__What this task involves__: Reproduce the rows from the first one through the line containing "cell-text: 19 [924, 511, 954, 545]", substituting "text-cell" for each occurrence of "cell-text" and leaving everything else unchanged.

[Dataset rows start]

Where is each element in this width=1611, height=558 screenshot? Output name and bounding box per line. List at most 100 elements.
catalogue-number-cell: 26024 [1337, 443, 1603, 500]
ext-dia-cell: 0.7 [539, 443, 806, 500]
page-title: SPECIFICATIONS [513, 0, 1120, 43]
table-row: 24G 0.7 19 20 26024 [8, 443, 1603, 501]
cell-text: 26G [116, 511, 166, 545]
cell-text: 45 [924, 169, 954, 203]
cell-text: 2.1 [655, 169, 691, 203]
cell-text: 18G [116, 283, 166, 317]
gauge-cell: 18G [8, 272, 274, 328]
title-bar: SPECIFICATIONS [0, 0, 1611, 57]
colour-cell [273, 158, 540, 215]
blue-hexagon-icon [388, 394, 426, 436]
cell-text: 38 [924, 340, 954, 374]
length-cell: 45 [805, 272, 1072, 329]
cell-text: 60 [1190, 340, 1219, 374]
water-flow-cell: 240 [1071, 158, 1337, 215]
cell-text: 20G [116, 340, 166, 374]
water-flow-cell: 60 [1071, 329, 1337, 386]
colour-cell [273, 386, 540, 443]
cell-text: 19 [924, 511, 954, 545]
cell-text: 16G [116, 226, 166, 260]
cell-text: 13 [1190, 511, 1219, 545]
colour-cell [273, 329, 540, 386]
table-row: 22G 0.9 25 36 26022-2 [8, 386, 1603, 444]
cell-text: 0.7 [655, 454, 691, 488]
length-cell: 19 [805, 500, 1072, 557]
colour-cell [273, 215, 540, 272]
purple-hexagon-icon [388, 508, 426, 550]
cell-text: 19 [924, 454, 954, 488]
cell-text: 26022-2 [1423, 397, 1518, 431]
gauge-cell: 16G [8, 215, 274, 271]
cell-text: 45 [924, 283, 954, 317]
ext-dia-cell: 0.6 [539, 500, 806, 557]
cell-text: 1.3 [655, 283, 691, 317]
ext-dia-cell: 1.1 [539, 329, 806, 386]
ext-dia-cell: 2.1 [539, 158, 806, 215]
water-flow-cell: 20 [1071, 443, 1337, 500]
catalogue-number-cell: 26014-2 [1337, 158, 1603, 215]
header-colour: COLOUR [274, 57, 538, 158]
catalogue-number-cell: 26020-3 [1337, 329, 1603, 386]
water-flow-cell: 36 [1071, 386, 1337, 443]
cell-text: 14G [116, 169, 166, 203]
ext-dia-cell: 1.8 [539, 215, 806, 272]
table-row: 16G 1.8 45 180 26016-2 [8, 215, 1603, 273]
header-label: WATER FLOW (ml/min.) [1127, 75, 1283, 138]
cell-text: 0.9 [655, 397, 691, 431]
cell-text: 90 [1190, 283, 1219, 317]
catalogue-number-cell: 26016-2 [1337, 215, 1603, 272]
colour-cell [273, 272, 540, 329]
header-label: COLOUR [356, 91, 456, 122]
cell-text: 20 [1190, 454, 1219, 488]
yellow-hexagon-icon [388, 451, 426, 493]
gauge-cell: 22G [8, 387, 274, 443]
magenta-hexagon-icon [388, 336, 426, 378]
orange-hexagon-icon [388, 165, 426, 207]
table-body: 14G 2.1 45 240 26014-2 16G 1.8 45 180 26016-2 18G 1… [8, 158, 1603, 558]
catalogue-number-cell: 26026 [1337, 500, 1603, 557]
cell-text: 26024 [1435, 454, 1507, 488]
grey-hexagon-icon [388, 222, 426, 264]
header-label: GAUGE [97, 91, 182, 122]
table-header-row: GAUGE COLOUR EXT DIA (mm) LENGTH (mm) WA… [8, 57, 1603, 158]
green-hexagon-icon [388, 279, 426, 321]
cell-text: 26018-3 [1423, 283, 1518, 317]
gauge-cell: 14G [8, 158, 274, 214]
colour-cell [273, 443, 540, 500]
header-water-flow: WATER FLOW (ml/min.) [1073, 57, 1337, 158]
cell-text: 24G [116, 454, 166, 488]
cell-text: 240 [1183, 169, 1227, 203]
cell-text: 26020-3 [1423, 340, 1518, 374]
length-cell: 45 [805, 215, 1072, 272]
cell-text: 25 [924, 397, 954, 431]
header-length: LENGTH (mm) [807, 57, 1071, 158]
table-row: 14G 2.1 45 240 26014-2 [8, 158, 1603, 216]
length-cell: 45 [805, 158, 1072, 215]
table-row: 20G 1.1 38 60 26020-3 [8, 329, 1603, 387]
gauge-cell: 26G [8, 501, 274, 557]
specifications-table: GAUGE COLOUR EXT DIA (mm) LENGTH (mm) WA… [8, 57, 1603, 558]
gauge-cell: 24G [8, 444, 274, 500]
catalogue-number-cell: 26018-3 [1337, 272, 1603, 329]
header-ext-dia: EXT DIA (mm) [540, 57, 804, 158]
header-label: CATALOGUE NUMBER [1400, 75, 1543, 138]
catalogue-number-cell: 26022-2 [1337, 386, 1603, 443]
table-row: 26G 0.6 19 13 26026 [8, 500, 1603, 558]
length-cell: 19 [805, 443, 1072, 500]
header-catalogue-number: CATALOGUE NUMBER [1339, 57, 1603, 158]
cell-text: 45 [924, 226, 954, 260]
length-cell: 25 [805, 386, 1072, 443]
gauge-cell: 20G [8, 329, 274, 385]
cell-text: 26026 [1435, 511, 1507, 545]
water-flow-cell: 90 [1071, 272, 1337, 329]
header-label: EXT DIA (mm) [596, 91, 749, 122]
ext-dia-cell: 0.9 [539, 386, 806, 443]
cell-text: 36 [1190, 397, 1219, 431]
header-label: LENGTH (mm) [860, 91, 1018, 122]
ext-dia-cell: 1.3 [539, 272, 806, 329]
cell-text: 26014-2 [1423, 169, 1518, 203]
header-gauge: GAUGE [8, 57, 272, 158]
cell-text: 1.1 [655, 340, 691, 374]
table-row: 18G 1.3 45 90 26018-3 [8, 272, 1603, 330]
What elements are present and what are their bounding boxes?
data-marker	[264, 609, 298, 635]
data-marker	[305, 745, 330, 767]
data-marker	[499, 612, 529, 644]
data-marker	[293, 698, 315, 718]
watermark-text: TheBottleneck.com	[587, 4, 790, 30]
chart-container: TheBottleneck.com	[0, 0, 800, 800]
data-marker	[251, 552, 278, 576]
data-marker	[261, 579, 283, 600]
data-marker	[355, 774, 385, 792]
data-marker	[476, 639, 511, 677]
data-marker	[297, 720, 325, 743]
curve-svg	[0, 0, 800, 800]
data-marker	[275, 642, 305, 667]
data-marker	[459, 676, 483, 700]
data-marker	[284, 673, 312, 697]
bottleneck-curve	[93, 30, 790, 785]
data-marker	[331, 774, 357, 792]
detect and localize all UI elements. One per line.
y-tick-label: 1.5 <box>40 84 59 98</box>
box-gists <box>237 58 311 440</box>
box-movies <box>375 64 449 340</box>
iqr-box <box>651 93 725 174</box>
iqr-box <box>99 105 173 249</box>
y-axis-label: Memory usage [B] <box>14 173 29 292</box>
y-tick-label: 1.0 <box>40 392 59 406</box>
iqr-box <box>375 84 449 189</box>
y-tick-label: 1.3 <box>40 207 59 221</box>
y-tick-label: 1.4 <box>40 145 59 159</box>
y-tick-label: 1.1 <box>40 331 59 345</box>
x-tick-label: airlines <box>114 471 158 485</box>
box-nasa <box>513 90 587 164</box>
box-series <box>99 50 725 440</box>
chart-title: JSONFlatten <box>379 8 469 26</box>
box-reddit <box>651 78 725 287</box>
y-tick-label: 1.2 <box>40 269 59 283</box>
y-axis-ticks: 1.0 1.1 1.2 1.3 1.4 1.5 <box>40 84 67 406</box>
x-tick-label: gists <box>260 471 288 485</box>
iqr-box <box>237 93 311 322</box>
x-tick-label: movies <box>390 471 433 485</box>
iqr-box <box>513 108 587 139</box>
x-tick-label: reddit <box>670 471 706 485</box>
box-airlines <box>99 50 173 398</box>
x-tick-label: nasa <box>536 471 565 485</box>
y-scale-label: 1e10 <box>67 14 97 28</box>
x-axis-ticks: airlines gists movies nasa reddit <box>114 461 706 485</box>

[Dataset rows end]

__Task result__:
Where is each element in this width=1611, height=558 screenshot? Output name and bounding box per line. List at most 100 elements.
catalogue-number-cell: 26024 [1337, 443, 1603, 500]
ext-dia-cell: 0.7 [539, 443, 806, 500]
page-title: SPECIFICATIONS [513, 0, 1120, 43]
table-row: 24G 0.7 19 20 26024 [8, 443, 1603, 501]
text-cell: 26G [116, 511, 166, 545]
text-cell: 45 [924, 169, 954, 203]
text-cell: 2.1 [655, 169, 691, 203]
text-cell: 18G [116, 283, 166, 317]
gauge-cell: 18G [8, 272, 274, 328]
title-bar: SPECIFICATIONS [0, 0, 1611, 57]
colour-cell [273, 158, 540, 215]
blue-hexagon-icon [388, 394, 426, 436]
text-cell: 38 [924, 340, 954, 374]
length-cell: 45 [805, 272, 1072, 329]
text-cell: 60 [1190, 340, 1219, 374]
water-flow-cell: 240 [1071, 158, 1337, 215]
text-cell: 20G [116, 340, 166, 374]
water-flow-cell: 60 [1071, 329, 1337, 386]
colour-cell [273, 386, 540, 443]
text-cell: 19 [924, 511, 954, 545]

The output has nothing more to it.